>> Start

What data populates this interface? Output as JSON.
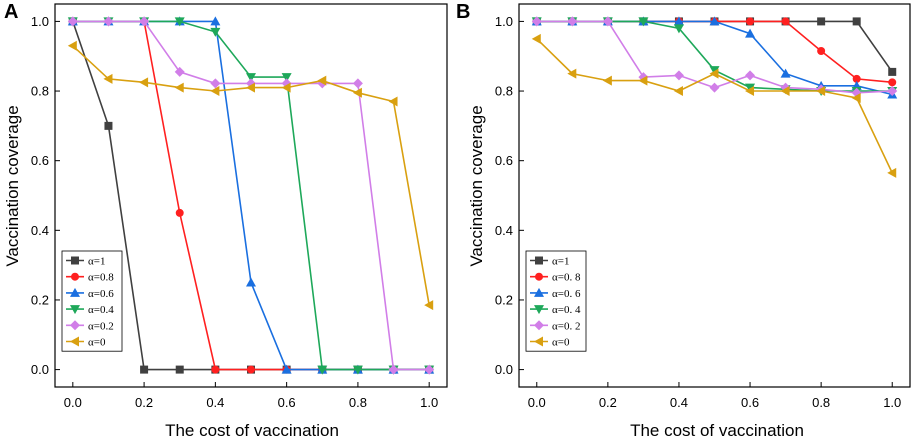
{
  "chart_data": [
    {
      "type": "line",
      "panel_label": "A",
      "xlabel": "The cost of vaccination",
      "ylabel": "Vaccination coverage",
      "xlim": [
        -0.05,
        1.05
      ],
      "ylim": [
        -0.05,
        1.05
      ],
      "x": [
        0.0,
        0.1,
        0.2,
        0.3,
        0.4,
        0.5,
        0.6,
        0.7,
        0.8,
        0.9,
        1.0
      ],
      "x_ticks": [
        "0.0",
        "0.2",
        "0.4",
        "0.6",
        "0.8",
        "1.0"
      ],
      "y_ticks": [
        "0.0",
        "0.2",
        "0.4",
        "0.6",
        "0.8",
        "1.0"
      ],
      "legend_position": "bottom-left",
      "series": [
        {
          "name": "α=1",
          "color": "#404040",
          "marker": "square",
          "values": [
            1.0,
            0.7,
            0.0,
            0.0,
            0.0,
            0.0,
            0.0,
            0.0,
            0.0,
            0.0,
            0.0
          ]
        },
        {
          "name": "α=0.8",
          "color": "#ff2020",
          "marker": "circle",
          "values": [
            1.0,
            1.0,
            1.0,
            0.45,
            0.0,
            0.0,
            0.0,
            0.0,
            0.0,
            0.0,
            0.0
          ]
        },
        {
          "name": "α=0.6",
          "color": "#1a6fe0",
          "marker": "triangle-up",
          "values": [
            1.0,
            1.0,
            1.0,
            1.0,
            1.0,
            0.25,
            0.0,
            0.0,
            0.0,
            0.0,
            0.0
          ]
        },
        {
          "name": "α=0.4",
          "color": "#1ea85a",
          "marker": "triangle-down",
          "values": [
            1.0,
            1.0,
            1.0,
            1.0,
            0.97,
            0.84,
            0.84,
            0.0,
            0.0,
            0.0,
            0.0
          ]
        },
        {
          "name": "α=0.2",
          "color": "#d17ee8",
          "marker": "diamond",
          "values": [
            1.0,
            1.0,
            1.0,
            0.855,
            0.822,
            0.822,
            0.822,
            0.822,
            0.822,
            0.0,
            0.0
          ]
        },
        {
          "name": "α=0",
          "color": "#d9a010",
          "marker": "triangle-left",
          "values": [
            0.93,
            0.835,
            0.825,
            0.81,
            0.8,
            0.81,
            0.81,
            0.83,
            0.795,
            0.77,
            0.185
          ]
        }
      ]
    },
    {
      "type": "line",
      "panel_label": "B",
      "xlabel": "The cost of vaccination",
      "ylabel": "Vaccination coverage",
      "xlim": [
        -0.05,
        1.05
      ],
      "ylim": [
        -0.05,
        1.05
      ],
      "x": [
        0.0,
        0.1,
        0.2,
        0.3,
        0.4,
        0.5,
        0.6,
        0.7,
        0.8,
        0.9,
        1.0
      ],
      "x_ticks": [
        "0.0",
        "0.2",
        "0.4",
        "0.6",
        "0.8",
        "1.0"
      ],
      "y_ticks": [
        "0.0",
        "0.2",
        "0.4",
        "0.6",
        "0.8",
        "1.0"
      ],
      "legend_position": "bottom-left",
      "series": [
        {
          "name": "α=1",
          "color": "#404040",
          "marker": "square",
          "values": [
            1.0,
            1.0,
            1.0,
            1.0,
            1.0,
            1.0,
            1.0,
            1.0,
            1.0,
            1.0,
            0.855
          ]
        },
        {
          "name": "α=0. 8",
          "color": "#ff2020",
          "marker": "circle",
          "values": [
            1.0,
            1.0,
            1.0,
            1.0,
            1.0,
            1.0,
            1.0,
            1.0,
            0.915,
            0.835,
            0.825
          ]
        },
        {
          "name": "α=0. 6",
          "color": "#1a6fe0",
          "marker": "triangle-up",
          "values": [
            1.0,
            1.0,
            1.0,
            1.0,
            1.0,
            1.0,
            0.965,
            0.85,
            0.815,
            0.815,
            0.79
          ]
        },
        {
          "name": "α=0. 4",
          "color": "#1ea85a",
          "marker": "triangle-down",
          "values": [
            1.0,
            1.0,
            1.0,
            1.0,
            0.98,
            0.86,
            0.81,
            0.805,
            0.8,
            0.8,
            0.8
          ]
        },
        {
          "name": "α=0. 2",
          "color": "#d17ee8",
          "marker": "diamond",
          "values": [
            1.0,
            1.0,
            1.0,
            0.84,
            0.845,
            0.81,
            0.845,
            0.81,
            0.805,
            0.795,
            0.8
          ]
        },
        {
          "name": "α=0",
          "color": "#d9a010",
          "marker": "triangle-left",
          "values": [
            0.95,
            0.85,
            0.83,
            0.83,
            0.8,
            0.85,
            0.8,
            0.8,
            0.8,
            0.78,
            0.565
          ]
        }
      ]
    }
  ]
}
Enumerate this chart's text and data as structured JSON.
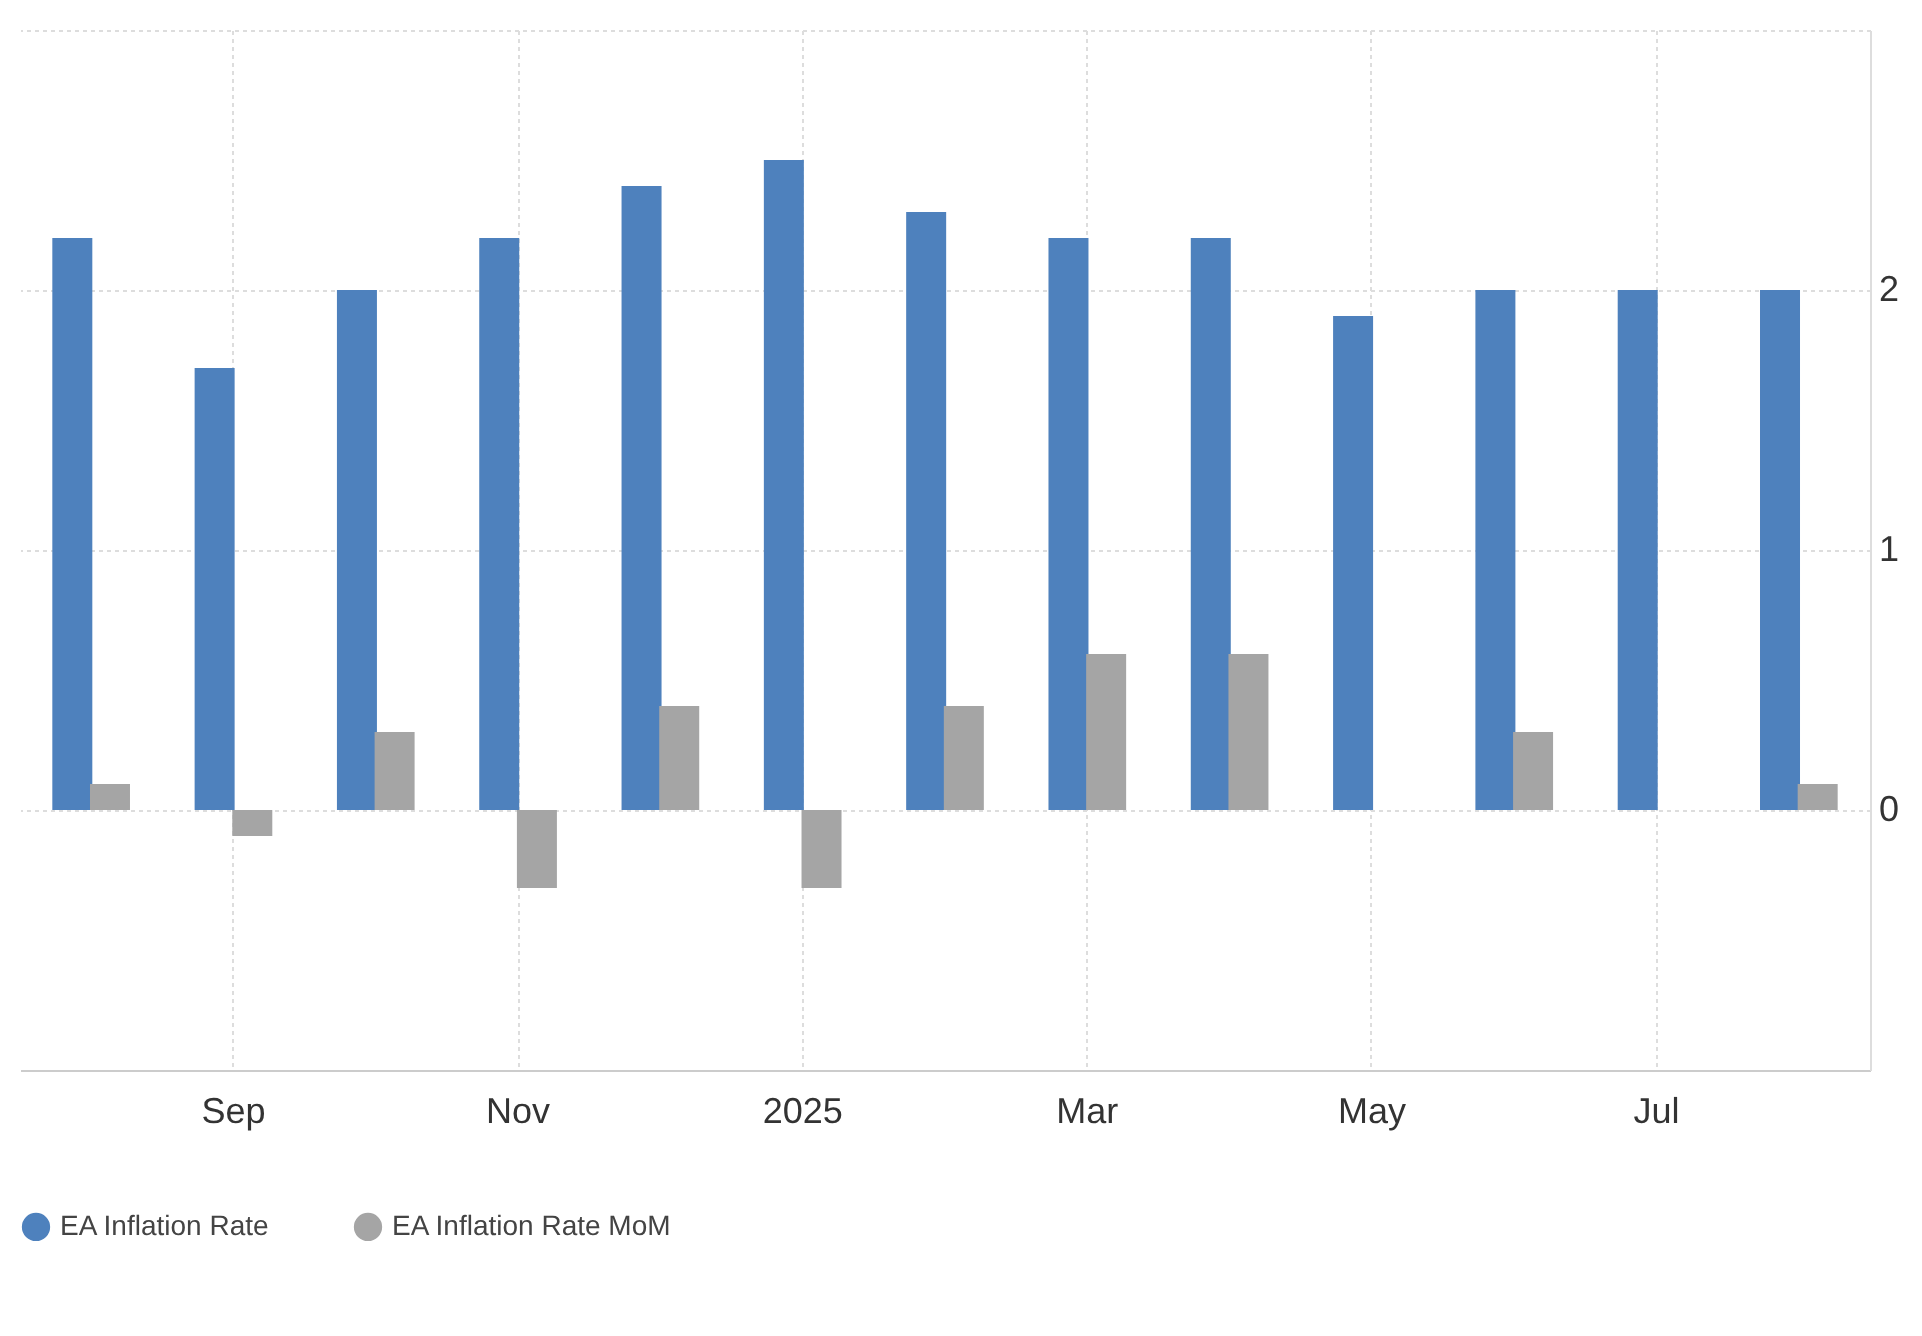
{
  "chart_data": {
    "type": "bar",
    "categories": [
      null,
      "Sep",
      null,
      "Nov",
      null,
      "2025",
      null,
      "Mar",
      null,
      "May",
      null,
      "Jul",
      null
    ],
    "series": [
      {
        "name": "EA Inflation Rate",
        "color": "#4e81bd",
        "values": [
          2.2,
          1.7,
          2.0,
          2.2,
          2.4,
          2.5,
          2.3,
          2.2,
          2.2,
          1.9,
          2.0,
          2.0,
          2.0
        ]
      },
      {
        "name": "EA Inflation Rate MoM",
        "color": "#a5a5a5",
        "values": [
          0.1,
          -0.1,
          0.3,
          -0.3,
          0.4,
          -0.3,
          0.4,
          0.6,
          0.6,
          0.0,
          0.3,
          0.0,
          0.1
        ]
      }
    ],
    "ylim": [
      -1,
      3
    ],
    "yticks": [
      {
        "value": -1,
        "label": null
      },
      0,
      1,
      2,
      {
        "value": 3,
        "label": null
      }
    ],
    "grid": true,
    "legend": "bottom"
  }
}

>> End

EXERCISE DETAILS
Output the entries above exactly, without their pictures.

WRITTEN ANSWER
What data populates this interface? Output as JSON.
{
  "chart_data": [
    {
      "type": "line",
      "panel_label": "A",
      "xlabel": "The cost of vaccination",
      "ylabel": "Vaccination coverage",
      "xlim": [
        -0.05,
        1.05
      ],
      "ylim": [
        -0.05,
        1.05
      ],
      "x": [
        0.0,
        0.1,
        0.2,
        0.3,
        0.4,
        0.5,
        0.6,
        0.7,
        0.8,
        0.9,
        1.0
      ],
      "x_ticks": [
        "0.0",
        "0.2",
        "0.4",
        "0.6",
        "0.8",
        "1.0"
      ],
      "y_ticks": [
        "0.0",
        "0.2",
        "0.4",
        "0.6",
        "0.8",
        "1.0"
      ],
      "legend_position": "bottom-left",
      "series": [
        {
          "name": "α=1",
          "color": "#404040",
          "marker": "square",
          "values": [
            1.0,
            0.7,
            0.0,
            0.0,
            0.0,
            0.0,
            0.0,
            0.0,
            0.0,
            0.0,
            0.0
          ]
        },
        {
          "name": "α=0.8",
          "color": "#ff2020",
          "marker": "circle",
          "values": [
            1.0,
            1.0,
            1.0,
            0.45,
            0.0,
            0.0,
            0.0,
            0.0,
            0.0,
            0.0,
            0.0
          ]
        },
        {
          "name": "α=0.6",
          "color": "#1a6fe0",
          "marker": "triangle-up",
          "values": [
            1.0,
            1.0,
            1.0,
            1.0,
            1.0,
            0.25,
            0.0,
            0.0,
            0.0,
            0.0,
            0.0
          ]
        },
        {
          "name": "α=0.4",
          "color": "#1ea85a",
          "marker": "triangle-down",
          "values": [
            1.0,
            1.0,
            1.0,
            1.0,
            0.97,
            0.84,
            0.84,
            0.0,
            0.0,
            0.0,
            0.0
          ]
        },
        {
          "name": "α=0.2",
          "color": "#d17ee8",
          "marker": "diamond",
          "values": [
            1.0,
            1.0,
            1.0,
            0.855,
            0.822,
            0.822,
            0.822,
            0.822,
            0.822,
            0.0,
            0.0
          ]
        },
        {
          "name": "α=0",
          "color": "#d9a010",
          "marker": "triangle-left",
          "values": [
            0.93,
            0.835,
            0.825,
            0.81,
            0.8,
            0.81,
            0.81,
            0.83,
            0.795,
            0.77,
            0.185
          ]
        }
      ]
    },
    {
      "type": "line",
      "panel_label": "B",
      "xlabel": "The cost of vaccination",
      "ylabel": "Vaccination coverage",
      "xlim": [
        -0.05,
        1.05
      ],
      "ylim": [
        -0.05,
        1.05
      ],
      "x": [
        0.0,
        0.1,
        0.2,
        0.3,
        0.4,
        0.5,
        0.6,
        0.7,
        0.8,
        0.9,
        1.0
      ],
      "x_ticks": [
        "0.0",
        "0.2",
        "0.4",
        "0.6",
        "0.8",
        "1.0"
      ],
      "y_ticks": [
        "0.0",
        "0.2",
        "0.4",
        "0.6",
        "0.8",
        "1.0"
      ],
      "legend_position": "bottom-left",
      "series": [
        {
          "name": "α=1",
          "color": "#404040",
          "marker": "square",
          "values": [
            1.0,
            1.0,
            1.0,
            1.0,
            1.0,
            1.0,
            1.0,
            1.0,
            1.0,
            1.0,
            0.855
          ]
        },
        {
          "name": "α=0. 8",
          "color": "#ff2020",
          "marker": "circle",
          "values": [
            1.0,
            1.0,
            1.0,
            1.0,
            1.0,
            1.0,
            1.0,
            1.0,
            0.915,
            0.835,
            0.825
          ]
        },
        {
          "name": "α=0. 6",
          "color": "#1a6fe0",
          "marker": "triangle-up",
          "values": [
            1.0,
            1.0,
            1.0,
            1.0,
            1.0,
            1.0,
            0.965,
            0.85,
            0.815,
            0.815,
            0.79
          ]
        },
        {
          "name": "α=0. 4",
          "color": "#1ea85a",
          "marker": "triangle-down",
          "values": [
            1.0,
            1.0,
            1.0,
            1.0,
            0.98,
            0.86,
            0.81,
            0.805,
            0.8,
            0.8,
            0.8
          ]
        },
        {
          "name": "α=0. 2",
          "color": "#d17ee8",
          "marker": "diamond",
          "values": [
            1.0,
            1.0,
            1.0,
            0.84,
            0.845,
            0.81,
            0.845,
            0.81,
            0.805,
            0.795,
            0.8
          ]
        },
        {
          "name": "α=0",
          "color": "#d9a010",
          "marker": "triangle-left",
          "values": [
            0.95,
            0.85,
            0.83,
            0.83,
            0.8,
            0.85,
            0.8,
            0.8,
            0.8,
            0.78,
            0.565
          ]
        }
      ]
    }
  ]
}
Enumerate this chart's text and data as structured JSON.
{
  "chart_data": {
    "type": "bar",
    "categories": [
      null,
      "Sep",
      null,
      "Nov",
      null,
      "2025",
      null,
      "Mar",
      null,
      "May",
      null,
      "Jul",
      null
    ],
    "series": [
      {
        "name": "EA Inflation Rate",
        "color": "#4e81bd",
        "values": [
          2.2,
          1.7,
          2.0,
          2.2,
          2.4,
          2.5,
          2.3,
          2.2,
          2.2,
          1.9,
          2.0,
          2.0,
          2.0
        ]
      },
      {
        "name": "EA Inflation Rate MoM",
        "color": "#a5a5a5",
        "values": [
          0.1,
          -0.1,
          0.3,
          -0.3,
          0.4,
          -0.3,
          0.4,
          0.6,
          0.6,
          0.0,
          0.3,
          0.0,
          0.1
        ]
      }
    ],
    "ylim": [
      -1,
      3
    ],
    "yticks": [
      {
        "value": -1,
        "label": null
      },
      0,
      1,
      2,
      {
        "value": 3,
        "label": null
      }
    ],
    "grid": true,
    "legend": "bottom"
  }
}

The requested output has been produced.